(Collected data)

*****

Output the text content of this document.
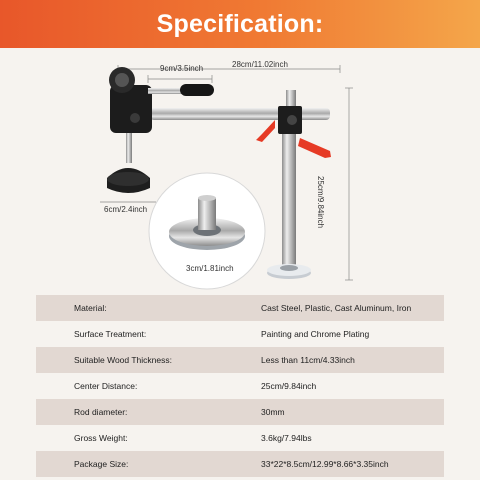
Specification:
9cm/3.5inch	28cm/11.02inch
25cm/9.84inch
6cm/2.4inch
3cm/1.81inch
Material:	Cast Steel, Plastic, Cast Aluminum, Iron
Surface Treatment:	Painting and Chrome Plating
Suitable Wood Thickness:	Less than 11cm/4.33inch
Center Distance:	25cm/9.84inch
Rod diameter:	30mm
Gross Weight:	3.6kg/7.94lbs
Package Size:	33*22*8.5cm/12.99*8.66*3.35inch
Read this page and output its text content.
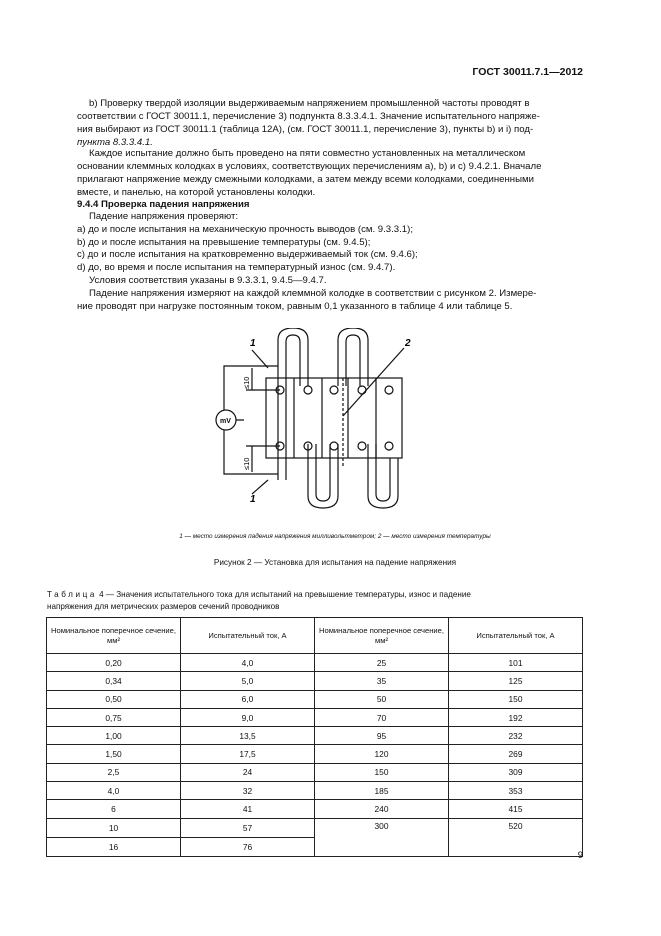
ГОСТ 30011.7.1—2012
b) Проверку твердой изоляции выдерживаемым напряжением промышленной частоты проводят в
соответствии с ГОСТ 30011.1, перечисление 3) подпункта 8.3.3.4.1. Значение испытательного напряже-
ния выбирают из ГОСТ 30011.1 (таблица 12A), (см. ГОСТ 30011.1, перечисление 3), пункты b) и i) под-
пункта 8.3.3.4.1.
Каждое испытание должно быть проведено на пяти совместно установленных на металлическом
основании клеммных колодках в условиях, соответствующих перечислениям a), b) и c) 9.4.2.1. Вначале
прилагают напряжение между смежными колодками, а затем между всеми колодками, соединенными
вместе, и панелью, на которой установлены колодки.
9.4.4 Проверка падения напряжения
Падение напряжения проверяют:
a) до и после испытания на механическую прочность выводов (см. 9.3.3.1);
b) до и после испытания на превышение температуры (см. 9.4.5);
c) до и после испытания на кратковременно выдерживаемый ток (см. 9.4.6);
d) до, во время и после испытания на температурный износ (см. 9.4.7).
Условия соответствия указаны в 9.3.3.1, 9.4.5—9.4.7.
Падение напряжения измеряют на каждой клеммной колодке в соответствии с рисунком 2. Измере-
ние проводят при нагрузке постоянным током, равным 0,1 указанного в таблице 4 или таблице 5.
mV
1
1
2
≤10
≤10
1 — место измерения падения напряжения милливольтметром; 2 — место измерения температуры
Рисунок 2 — Установка для испытания на падение напряжения
Таблица 4 — Значения испытательного тока для испытаний на превышение температуры, износ и падение
напряжения для метрических размеров сечений проводников
Номинальное поперечное сечение, мм²	Испытательный ток, А	Номинальное поперечное сечение, мм²	Испытательный ток, А
0,20	4,0	25	101
0,34	5,0	35	125
0,50	6,0	50	150
0,75	9,0	70	192
1,00	13,5	95	232
1,50	17,5	120	269
2,5	24	150	309
4,0	32	185	353
6	41	240	415
10	57	300	520
16	76		
9
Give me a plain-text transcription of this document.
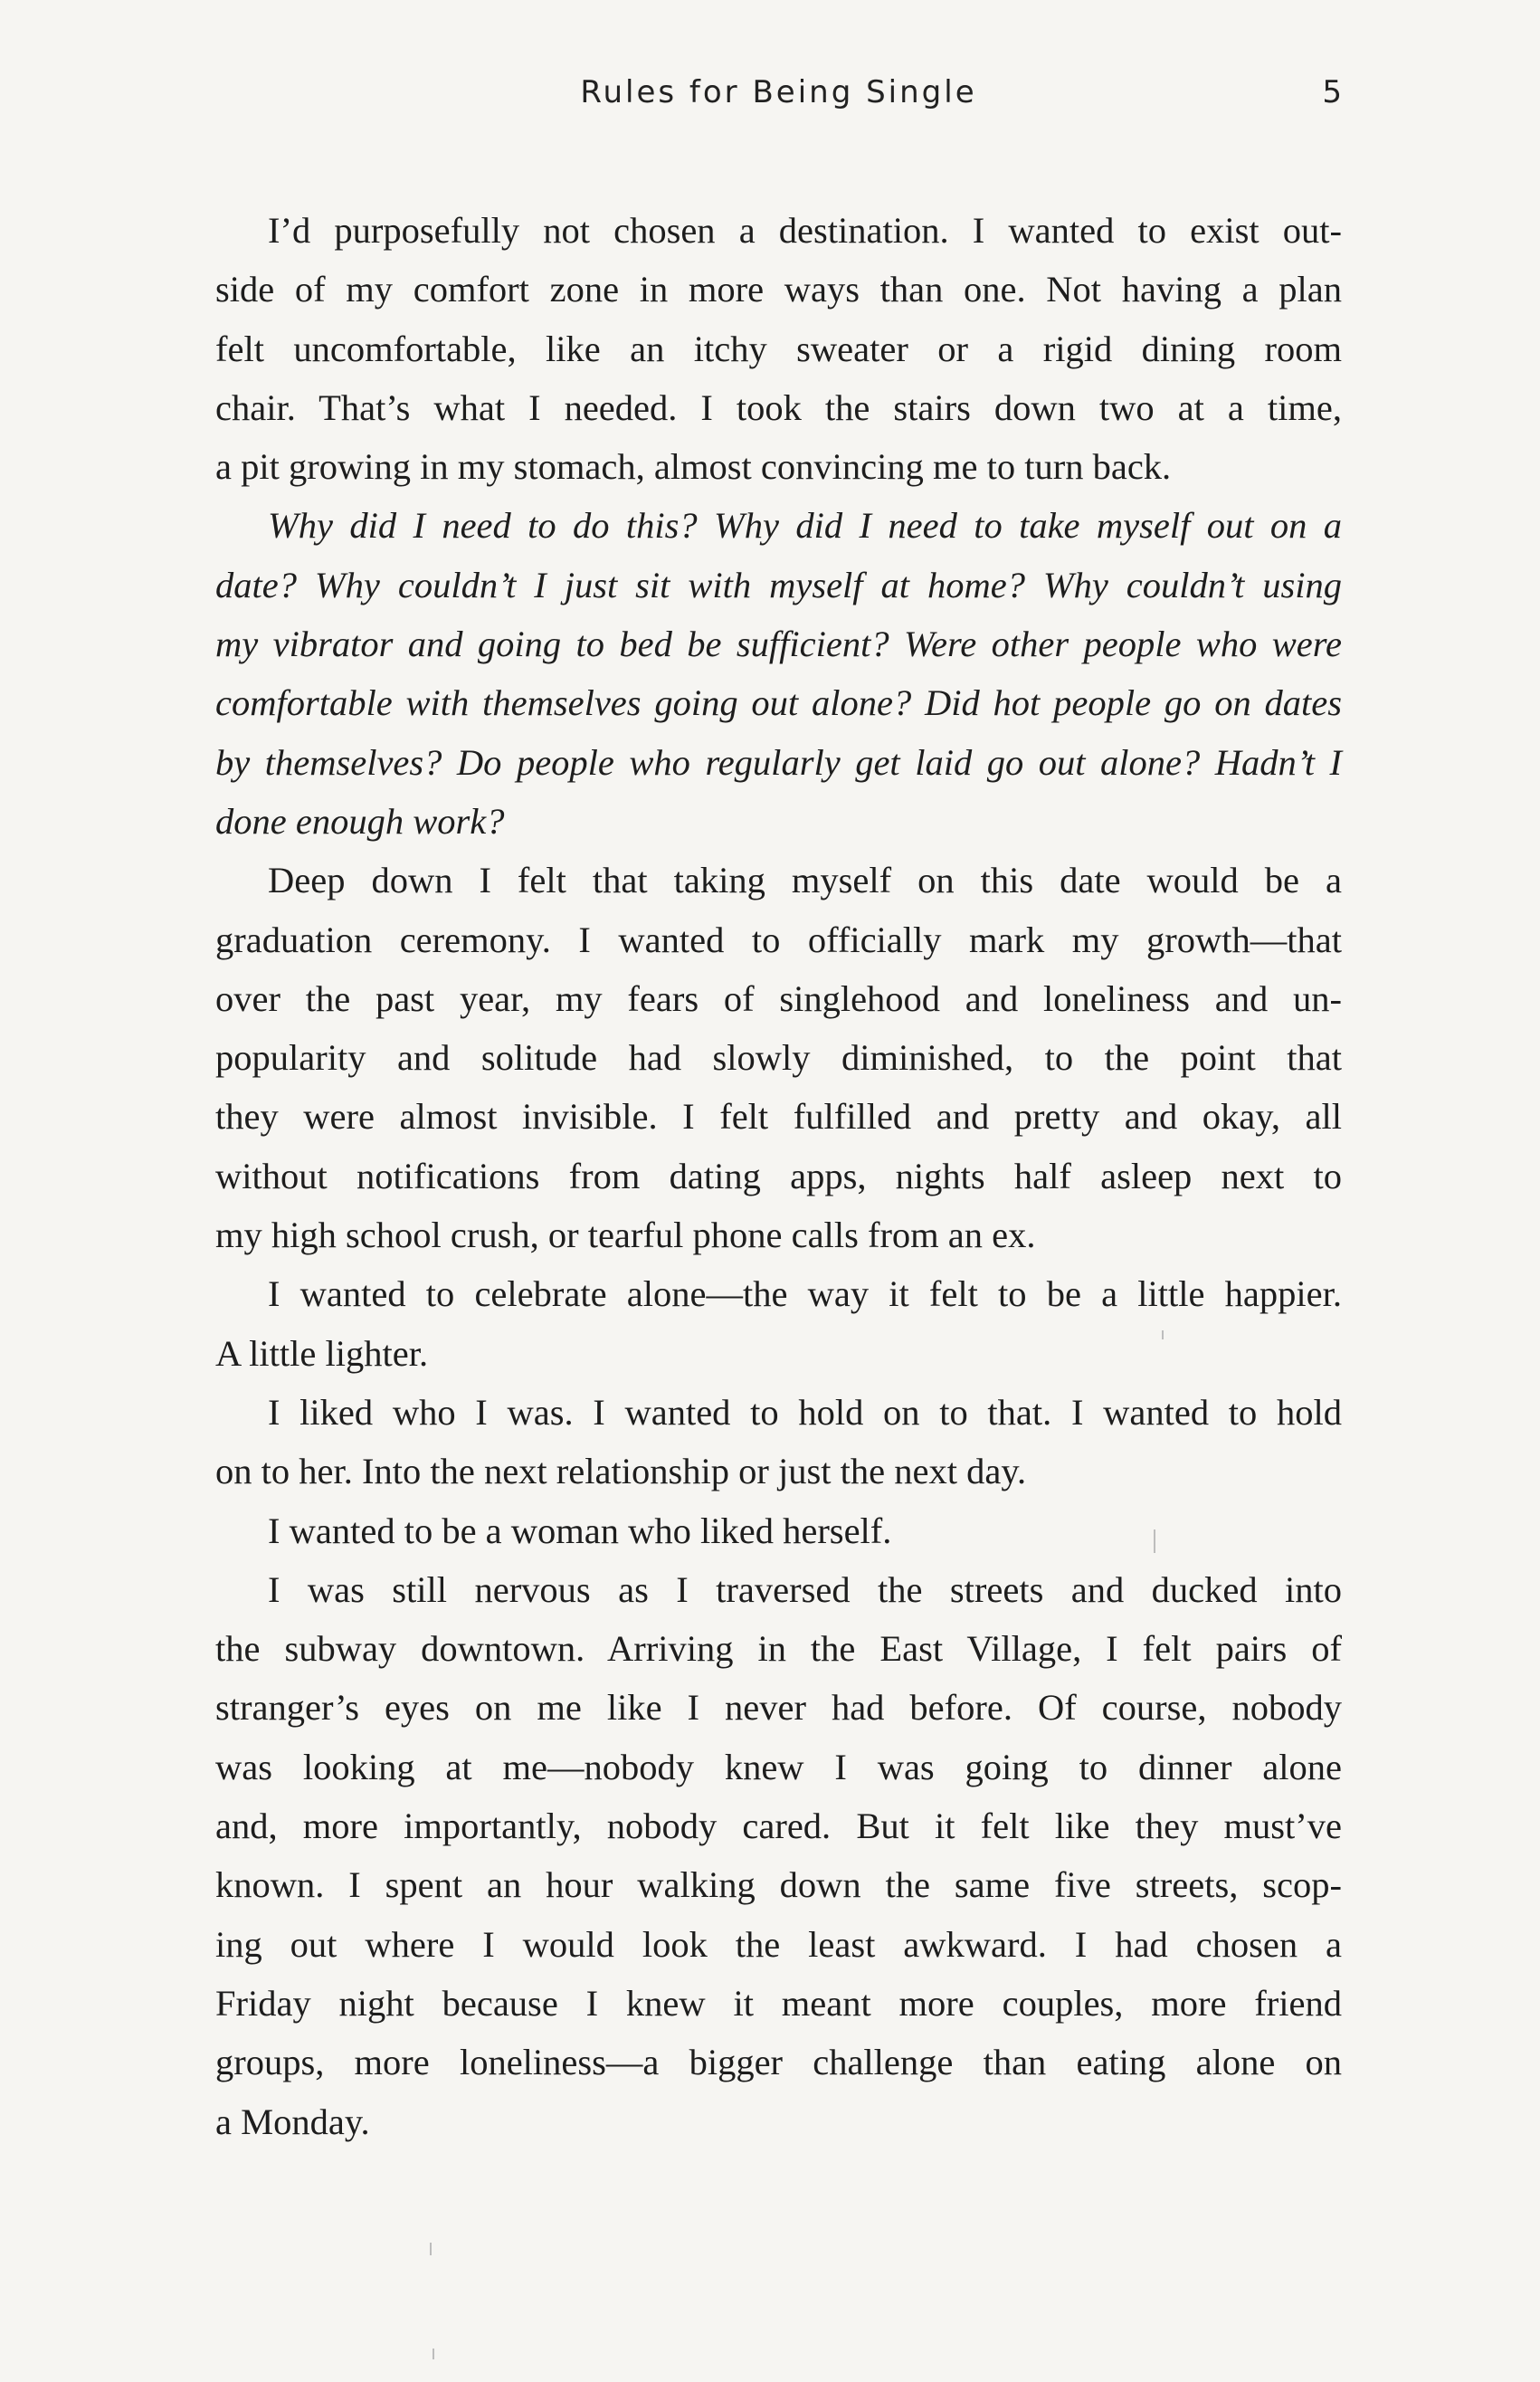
Rules for Being Single	5
I’d purposefully not chosen a destination. I wanted to exist out-
side of my comfort zone in more ways than one. Not having a plan
felt uncomfortable, like an itchy sweater or a rigid dining room
chair. That’s what I needed. I took the stairs down two at a time,
a pit growing in my stomach, almost convincing me to turn back.
Why did I need to do this? Why did I need to take myself out on a
date? Why couldn’t I just sit with myself at home? Why couldn’t using
my vibrator and going to bed be sufficient? Were other people who were
comfortable with themselves going out alone? Did hot people go on dates
by themselves? Do people who regularly get laid go out alone? Hadn’t I
done enough work?
Deep down I felt that taking myself on this date would be a
graduation ceremony. I wanted to officially mark my growth—that
over the past year, my fears of singlehood and loneliness and un-
popularity and solitude had slowly diminished, to the point that
they were almost invisible. I felt fulfilled and pretty and okay, all
without notifications from dating apps, nights half asleep next to
my high school crush, or tearful phone calls from an ex.
I wanted to celebrate alone—the way it felt to be a little happier.
A little lighter.
I liked who I was. I wanted to hold on to that. I wanted to hold
on to her. Into the next relationship or just the next day.
I wanted to be a woman who liked herself.
I was still nervous as I traversed the streets and ducked into
the subway downtown. Arriving in the East Village, I felt pairs of
stranger’s eyes on me like I never had before. Of course, nobody
was looking at me—nobody knew I was going to dinner alone
and, more importantly, nobody cared. But it felt like they must’ve
known. I spent an hour walking down the same five streets, scop-
ing out where I would look the least awkward. I had chosen a
Friday night because I knew it meant more couples, more friend
groups, more loneliness—a bigger challenge than eating alone on
a Monday.
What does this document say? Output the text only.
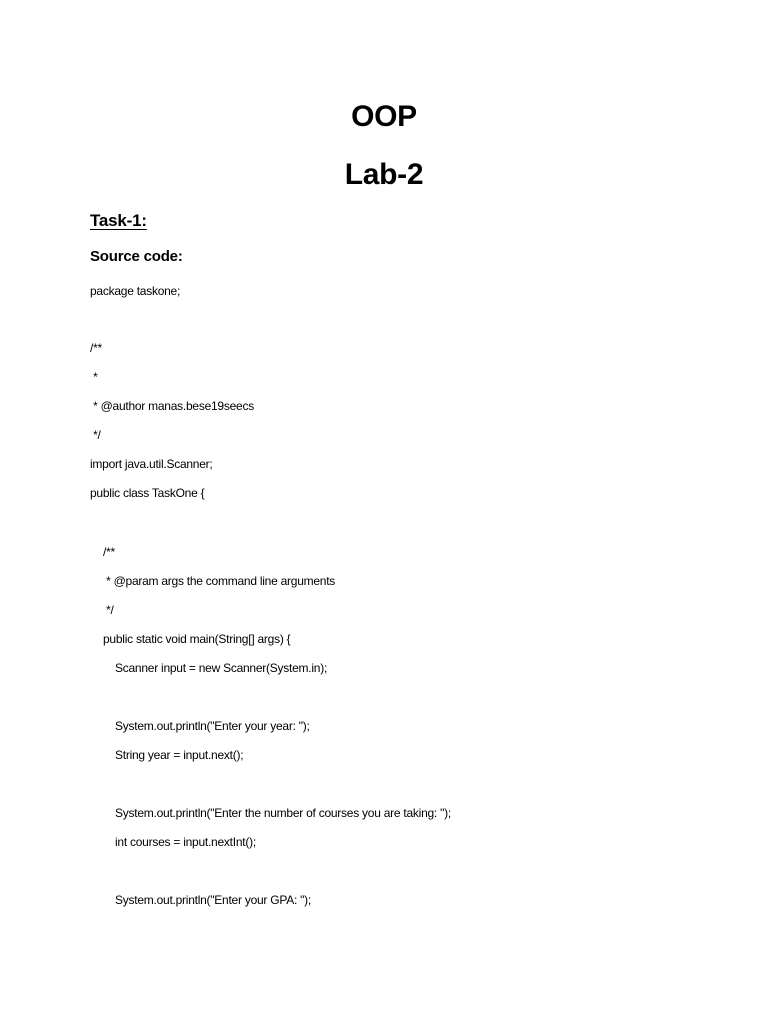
OOP
Lab-2
Task-1:
Source code:
package taskone;
/**
*
* @author manas.bese19seecs
*/
import java.util.Scanner;
public class TaskOne {
/**
* @param args the command line arguments
*/
public static void main(String[] args) {
Scanner input = new Scanner(System.in);
System.out.println("Enter your year: ");
String year = input.next();
System.out.println("Enter the number of courses you are taking: ");
int courses = input.nextInt();
System.out.println("Enter your GPA: ");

*****

◆ What is expected
Beginning with the line that contains "What does this" in the data above, please copy each line exactly until the last line, both ends included, skipping any pictures.

◆ Reply to the exercise
What does this document say? Output the text only.
OOP
Lab-2
Task-1:
Source code:
package taskone;
/**
*
* @author manas.bese19seecs
*/
import java.util.Scanner;
public class TaskOne {
/**
* @param args the command line arguments
*/
public static void main(String[] args) {
Scanner input = new Scanner(System.in);
System.out.println("Enter your year: ");
String year = input.next();
System.out.println("Enter the number of courses you are taking: ");
int courses = input.nextInt();
System.out.println("Enter your GPA: ");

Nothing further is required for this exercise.